■ Instruction
Transcribe everything in the data word for word. Pictures are left out.

Stored entries:
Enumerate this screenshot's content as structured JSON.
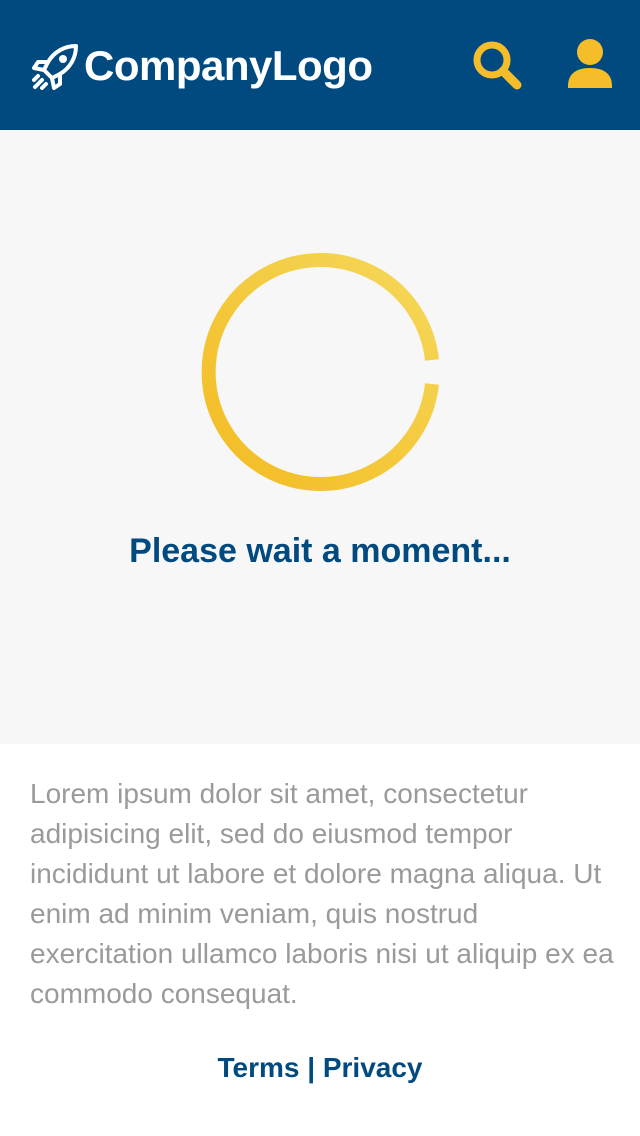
{
  "header": {
    "logo_text": "CompanyLogo",
    "background_color": "#004a80",
    "icons": {
      "logo": "rocket-icon",
      "search": "search-icon",
      "account": "user-icon"
    },
    "icon_color": "#f5bd2a"
  },
  "loader": {
    "message": "Please wait a moment...",
    "spinner_color": "#f5c22f",
    "panel_color": "#f7f7f7"
  },
  "content": {
    "paragraph": "Lorem ipsum dolor sit amet, consectetur adipisicing elit, sed do eiusmod tempor incididunt ut labore et dolore magna aliqua. Ut enim ad minim veniam, quis nostrud exercitation ullamco laboris nisi ut aliquip ex ea commodo consequat."
  },
  "footer": {
    "terms_label": "Terms",
    "separator": " | ",
    "privacy_label": "Privacy",
    "link_color": "#004a80"
  }
}
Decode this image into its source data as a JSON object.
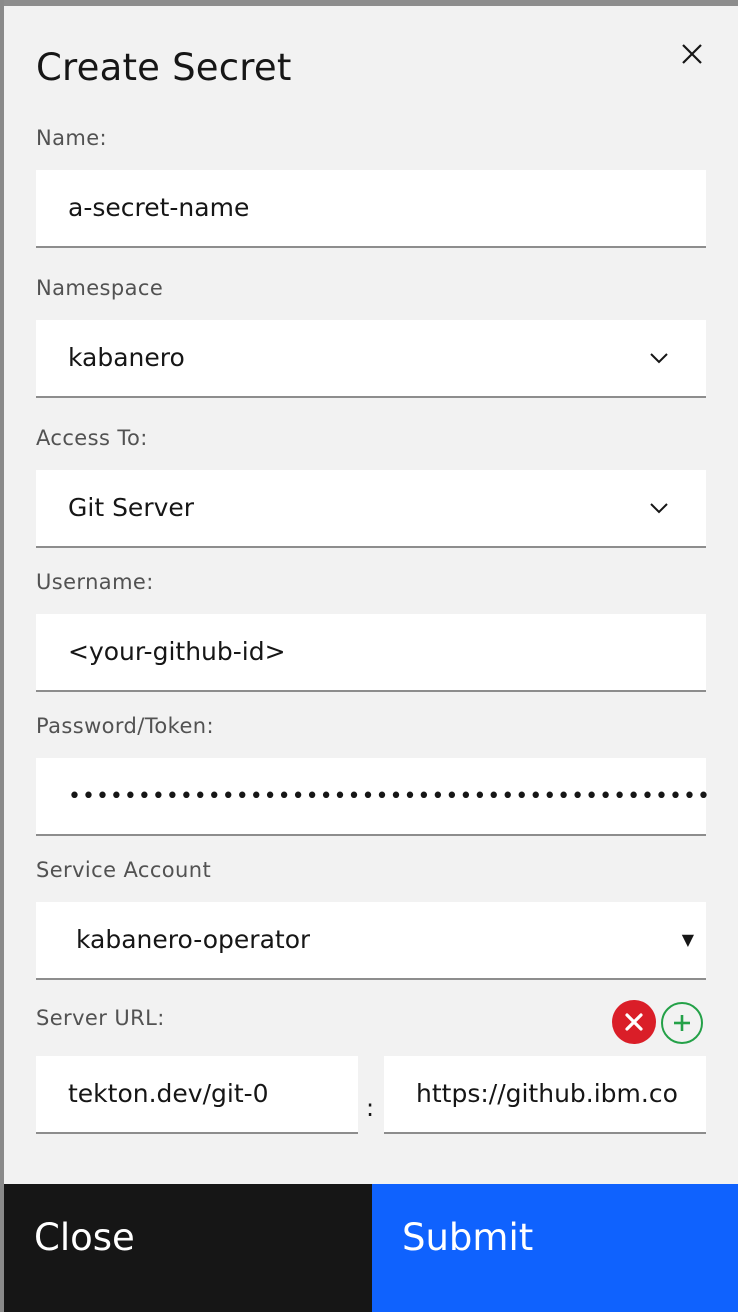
{
  "modal": {
    "title": "Create Secret"
  },
  "fields": {
    "name": {
      "label": "Name:",
      "value": "a-secret-name"
    },
    "namespace": {
      "label": "Namespace",
      "value": "kabanero"
    },
    "access_to": {
      "label": "Access To:",
      "value": "Git Server"
    },
    "username": {
      "label": "Username:",
      "value": "<your-github-id>"
    },
    "password": {
      "label": "Password/Token:",
      "value": "••••••••••••••••••••••••••••••••••••••••••••••"
    },
    "service_account": {
      "label": "Service Account",
      "value": "kabanero-operator"
    },
    "server_url": {
      "label": "Server URL:",
      "key": "tekton.dev/git-0",
      "separator": ":",
      "value": "https://github.ibm.co"
    }
  },
  "footer": {
    "close_label": "Close",
    "submit_label": "Submit"
  },
  "colors": {
    "primary": "#0f62fe",
    "danger": "#da1e28",
    "success": "#24a148",
    "dark": "#161616"
  },
  "icons": {
    "close": "close-icon",
    "chevron": "chevron-down-icon",
    "caret": "caret-down-icon",
    "remove": "remove-circle-icon",
    "add": "add-circle-icon"
  }
}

■ Answer to the task
Enumerate this screenshot's content as structured JSON.
{
  "header": {
    "logo_text": "CompanyLogo",
    "background_color": "#004a80",
    "icons": {
      "logo": "rocket-icon",
      "search": "search-icon",
      "account": "user-icon"
    },
    "icon_color": "#f5bd2a"
  },
  "loader": {
    "message": "Please wait a moment...",
    "spinner_color": "#f5c22f",
    "panel_color": "#f7f7f7"
  },
  "content": {
    "paragraph": "Lorem ipsum dolor sit amet, consectetur adipisicing elit, sed do eiusmod tempor incididunt ut labore et dolore magna aliqua. Ut enim ad minim veniam, quis nostrud exercitation ullamco laboris nisi ut aliquip ex ea commodo consequat."
  },
  "footer": {
    "terms_label": "Terms",
    "separator": " | ",
    "privacy_label": "Privacy",
    "link_color": "#004a80"
  }
}
Decode this image into its source data as a JSON object.
{
  "modal": {
    "title": "Create Secret"
  },
  "fields": {
    "name": {
      "label": "Name:",
      "value": "a-secret-name"
    },
    "namespace": {
      "label": "Namespace",
      "value": "kabanero"
    },
    "access_to": {
      "label": "Access To:",
      "value": "Git Server"
    },
    "username": {
      "label": "Username:",
      "value": "<your-github-id>"
    },
    "password": {
      "label": "Password/Token:",
      "value": "••••••••••••••••••••••••••••••••••••••••••••••"
    },
    "service_account": {
      "label": "Service Account",
      "value": "kabanero-operator"
    },
    "server_url": {
      "label": "Server URL:",
      "key": "tekton.dev/git-0",
      "separator": ":",
      "value": "https://github.ibm.co"
    }
  },
  "footer": {
    "close_label": "Close",
    "submit_label": "Submit"
  },
  "colors": {
    "primary": "#0f62fe",
    "danger": "#da1e28",
    "success": "#24a148",
    "dark": "#161616"
  },
  "icons": {
    "close": "close-icon",
    "chevron": "chevron-down-icon",
    "caret": "caret-down-icon",
    "remove": "remove-circle-icon",
    "add": "add-circle-icon"
  }
}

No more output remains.